THE REQUEST:
Locate the lines of the listing below that hold "Kotkas", then copy each of them.

---*---

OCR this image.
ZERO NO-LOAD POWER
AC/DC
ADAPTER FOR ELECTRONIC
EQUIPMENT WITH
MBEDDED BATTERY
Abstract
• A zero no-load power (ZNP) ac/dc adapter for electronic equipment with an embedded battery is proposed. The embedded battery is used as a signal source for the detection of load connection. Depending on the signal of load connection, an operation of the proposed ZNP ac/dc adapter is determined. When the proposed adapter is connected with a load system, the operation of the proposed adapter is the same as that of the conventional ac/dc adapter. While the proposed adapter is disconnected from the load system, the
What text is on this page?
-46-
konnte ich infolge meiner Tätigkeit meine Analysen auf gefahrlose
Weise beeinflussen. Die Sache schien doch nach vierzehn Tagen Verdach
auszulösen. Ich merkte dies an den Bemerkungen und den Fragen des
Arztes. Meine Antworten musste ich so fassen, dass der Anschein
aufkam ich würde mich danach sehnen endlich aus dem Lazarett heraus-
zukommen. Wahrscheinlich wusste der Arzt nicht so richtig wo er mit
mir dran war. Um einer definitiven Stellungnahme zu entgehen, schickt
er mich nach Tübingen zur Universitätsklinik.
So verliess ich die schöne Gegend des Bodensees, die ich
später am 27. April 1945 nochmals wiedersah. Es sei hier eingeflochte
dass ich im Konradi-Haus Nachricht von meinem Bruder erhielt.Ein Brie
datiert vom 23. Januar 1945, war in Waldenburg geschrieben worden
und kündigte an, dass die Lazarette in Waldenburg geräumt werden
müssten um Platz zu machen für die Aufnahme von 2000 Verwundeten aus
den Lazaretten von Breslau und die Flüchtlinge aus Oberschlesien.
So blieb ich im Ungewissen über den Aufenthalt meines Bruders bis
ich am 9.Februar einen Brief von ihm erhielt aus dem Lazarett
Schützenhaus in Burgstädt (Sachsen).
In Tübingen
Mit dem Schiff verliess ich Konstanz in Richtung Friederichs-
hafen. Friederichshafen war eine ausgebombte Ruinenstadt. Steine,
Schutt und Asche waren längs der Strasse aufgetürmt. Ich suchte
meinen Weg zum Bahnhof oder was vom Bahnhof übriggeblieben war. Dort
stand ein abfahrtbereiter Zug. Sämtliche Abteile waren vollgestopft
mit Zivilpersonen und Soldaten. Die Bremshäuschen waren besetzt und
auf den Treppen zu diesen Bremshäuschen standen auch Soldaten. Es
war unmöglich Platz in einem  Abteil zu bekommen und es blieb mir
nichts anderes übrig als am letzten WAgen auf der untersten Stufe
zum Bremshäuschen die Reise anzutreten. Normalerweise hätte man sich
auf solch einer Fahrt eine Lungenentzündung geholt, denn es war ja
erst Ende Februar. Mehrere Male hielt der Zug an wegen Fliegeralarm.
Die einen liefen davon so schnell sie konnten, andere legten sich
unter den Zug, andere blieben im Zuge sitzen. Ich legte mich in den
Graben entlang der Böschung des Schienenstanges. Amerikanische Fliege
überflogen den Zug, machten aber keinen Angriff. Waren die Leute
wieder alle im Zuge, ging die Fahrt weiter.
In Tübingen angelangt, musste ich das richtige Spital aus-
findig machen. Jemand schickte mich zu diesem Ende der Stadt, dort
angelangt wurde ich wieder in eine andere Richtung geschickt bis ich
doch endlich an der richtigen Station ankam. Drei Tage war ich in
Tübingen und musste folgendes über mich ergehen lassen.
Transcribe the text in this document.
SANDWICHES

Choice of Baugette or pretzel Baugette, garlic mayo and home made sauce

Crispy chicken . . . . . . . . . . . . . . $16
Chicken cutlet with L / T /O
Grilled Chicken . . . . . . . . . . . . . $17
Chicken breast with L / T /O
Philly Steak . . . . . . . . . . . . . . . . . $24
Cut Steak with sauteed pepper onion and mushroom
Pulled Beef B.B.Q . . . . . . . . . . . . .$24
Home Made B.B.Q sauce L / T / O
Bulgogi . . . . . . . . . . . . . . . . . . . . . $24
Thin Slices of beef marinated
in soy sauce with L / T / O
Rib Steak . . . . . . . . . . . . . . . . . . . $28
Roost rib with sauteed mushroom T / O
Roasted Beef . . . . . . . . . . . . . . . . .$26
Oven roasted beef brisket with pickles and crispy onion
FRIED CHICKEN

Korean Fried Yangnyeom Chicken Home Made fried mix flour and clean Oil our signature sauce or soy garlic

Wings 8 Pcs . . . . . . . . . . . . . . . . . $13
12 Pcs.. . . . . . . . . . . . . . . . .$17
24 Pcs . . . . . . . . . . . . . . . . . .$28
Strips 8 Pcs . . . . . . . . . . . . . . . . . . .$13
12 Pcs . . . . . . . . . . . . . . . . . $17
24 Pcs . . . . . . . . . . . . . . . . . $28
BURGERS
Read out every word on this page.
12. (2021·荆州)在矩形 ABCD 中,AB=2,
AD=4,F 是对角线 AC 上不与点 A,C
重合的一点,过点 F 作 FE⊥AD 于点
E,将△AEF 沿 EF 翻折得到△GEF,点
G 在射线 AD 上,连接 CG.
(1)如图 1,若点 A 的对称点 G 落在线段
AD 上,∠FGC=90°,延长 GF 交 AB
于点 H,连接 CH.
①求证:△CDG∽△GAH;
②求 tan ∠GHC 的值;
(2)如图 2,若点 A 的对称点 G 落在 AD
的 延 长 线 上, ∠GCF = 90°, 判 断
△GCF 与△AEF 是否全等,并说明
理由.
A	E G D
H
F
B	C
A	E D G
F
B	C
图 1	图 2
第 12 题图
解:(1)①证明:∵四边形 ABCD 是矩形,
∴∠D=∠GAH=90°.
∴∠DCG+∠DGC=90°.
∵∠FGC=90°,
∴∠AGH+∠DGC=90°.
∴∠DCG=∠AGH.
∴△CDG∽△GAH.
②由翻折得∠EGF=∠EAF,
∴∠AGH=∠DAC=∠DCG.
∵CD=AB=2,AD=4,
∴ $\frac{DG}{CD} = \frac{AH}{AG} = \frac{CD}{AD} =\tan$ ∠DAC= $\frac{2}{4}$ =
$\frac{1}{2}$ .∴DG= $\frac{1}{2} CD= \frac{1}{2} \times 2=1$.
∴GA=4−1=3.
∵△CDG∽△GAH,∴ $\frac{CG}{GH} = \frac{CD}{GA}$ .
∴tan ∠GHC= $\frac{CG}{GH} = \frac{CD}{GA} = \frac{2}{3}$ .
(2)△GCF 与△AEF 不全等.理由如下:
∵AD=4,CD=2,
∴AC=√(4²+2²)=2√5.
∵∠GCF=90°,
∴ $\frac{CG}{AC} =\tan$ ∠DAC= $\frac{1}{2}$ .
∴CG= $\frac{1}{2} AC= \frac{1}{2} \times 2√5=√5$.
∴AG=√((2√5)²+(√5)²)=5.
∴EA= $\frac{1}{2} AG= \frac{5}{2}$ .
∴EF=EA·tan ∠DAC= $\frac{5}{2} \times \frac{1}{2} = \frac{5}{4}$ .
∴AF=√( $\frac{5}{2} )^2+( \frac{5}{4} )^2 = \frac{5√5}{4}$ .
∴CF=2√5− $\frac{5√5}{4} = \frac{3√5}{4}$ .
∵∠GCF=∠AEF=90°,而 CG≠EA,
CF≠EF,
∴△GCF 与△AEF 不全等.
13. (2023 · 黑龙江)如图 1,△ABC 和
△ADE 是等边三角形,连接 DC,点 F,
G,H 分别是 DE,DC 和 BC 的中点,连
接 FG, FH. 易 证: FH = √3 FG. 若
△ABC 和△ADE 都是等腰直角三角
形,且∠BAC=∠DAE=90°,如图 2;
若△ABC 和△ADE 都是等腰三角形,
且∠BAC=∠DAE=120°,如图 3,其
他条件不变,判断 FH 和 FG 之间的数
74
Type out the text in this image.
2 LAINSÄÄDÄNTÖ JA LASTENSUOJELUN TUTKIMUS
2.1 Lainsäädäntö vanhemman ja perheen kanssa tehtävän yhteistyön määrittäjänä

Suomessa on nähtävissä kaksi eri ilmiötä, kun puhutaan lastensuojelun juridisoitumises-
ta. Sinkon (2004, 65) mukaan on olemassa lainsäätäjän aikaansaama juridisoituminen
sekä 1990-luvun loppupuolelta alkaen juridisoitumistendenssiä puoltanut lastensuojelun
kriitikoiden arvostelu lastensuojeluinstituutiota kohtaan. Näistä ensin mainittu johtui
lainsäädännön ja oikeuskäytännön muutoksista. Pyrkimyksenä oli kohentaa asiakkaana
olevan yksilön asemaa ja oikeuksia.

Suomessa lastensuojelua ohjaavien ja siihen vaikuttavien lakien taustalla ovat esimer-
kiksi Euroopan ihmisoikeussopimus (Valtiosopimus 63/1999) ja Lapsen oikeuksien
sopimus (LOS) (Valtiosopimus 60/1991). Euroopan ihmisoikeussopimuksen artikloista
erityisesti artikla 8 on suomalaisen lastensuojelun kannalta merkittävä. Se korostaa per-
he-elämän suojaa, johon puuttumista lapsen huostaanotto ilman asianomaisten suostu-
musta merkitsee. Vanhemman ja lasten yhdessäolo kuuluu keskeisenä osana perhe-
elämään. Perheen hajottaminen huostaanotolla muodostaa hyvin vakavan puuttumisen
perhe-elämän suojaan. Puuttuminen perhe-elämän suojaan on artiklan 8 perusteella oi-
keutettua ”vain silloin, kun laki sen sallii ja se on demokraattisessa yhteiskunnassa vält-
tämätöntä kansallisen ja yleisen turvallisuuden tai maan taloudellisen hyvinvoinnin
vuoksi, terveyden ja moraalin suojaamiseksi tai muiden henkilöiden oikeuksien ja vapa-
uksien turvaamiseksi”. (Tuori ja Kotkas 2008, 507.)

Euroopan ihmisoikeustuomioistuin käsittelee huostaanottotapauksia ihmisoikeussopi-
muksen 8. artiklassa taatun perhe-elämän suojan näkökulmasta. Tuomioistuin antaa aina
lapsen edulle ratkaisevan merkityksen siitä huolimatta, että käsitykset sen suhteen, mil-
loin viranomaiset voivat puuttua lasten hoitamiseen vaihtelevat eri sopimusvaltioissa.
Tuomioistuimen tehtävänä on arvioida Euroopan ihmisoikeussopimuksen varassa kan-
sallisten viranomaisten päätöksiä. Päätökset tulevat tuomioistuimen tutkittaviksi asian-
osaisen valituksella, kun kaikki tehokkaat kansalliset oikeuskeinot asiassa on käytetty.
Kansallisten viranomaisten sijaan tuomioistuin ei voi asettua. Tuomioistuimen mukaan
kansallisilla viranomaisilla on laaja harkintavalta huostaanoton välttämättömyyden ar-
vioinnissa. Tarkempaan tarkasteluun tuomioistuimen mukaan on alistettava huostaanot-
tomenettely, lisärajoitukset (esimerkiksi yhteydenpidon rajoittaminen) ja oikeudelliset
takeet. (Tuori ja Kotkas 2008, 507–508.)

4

---*---

TASK OUTPUT:
uksien turvaamiseksi”. (Tuori ja Kotkas 2008, 507.)
takeet. (Tuori ja Kotkas 2008, 507–508.)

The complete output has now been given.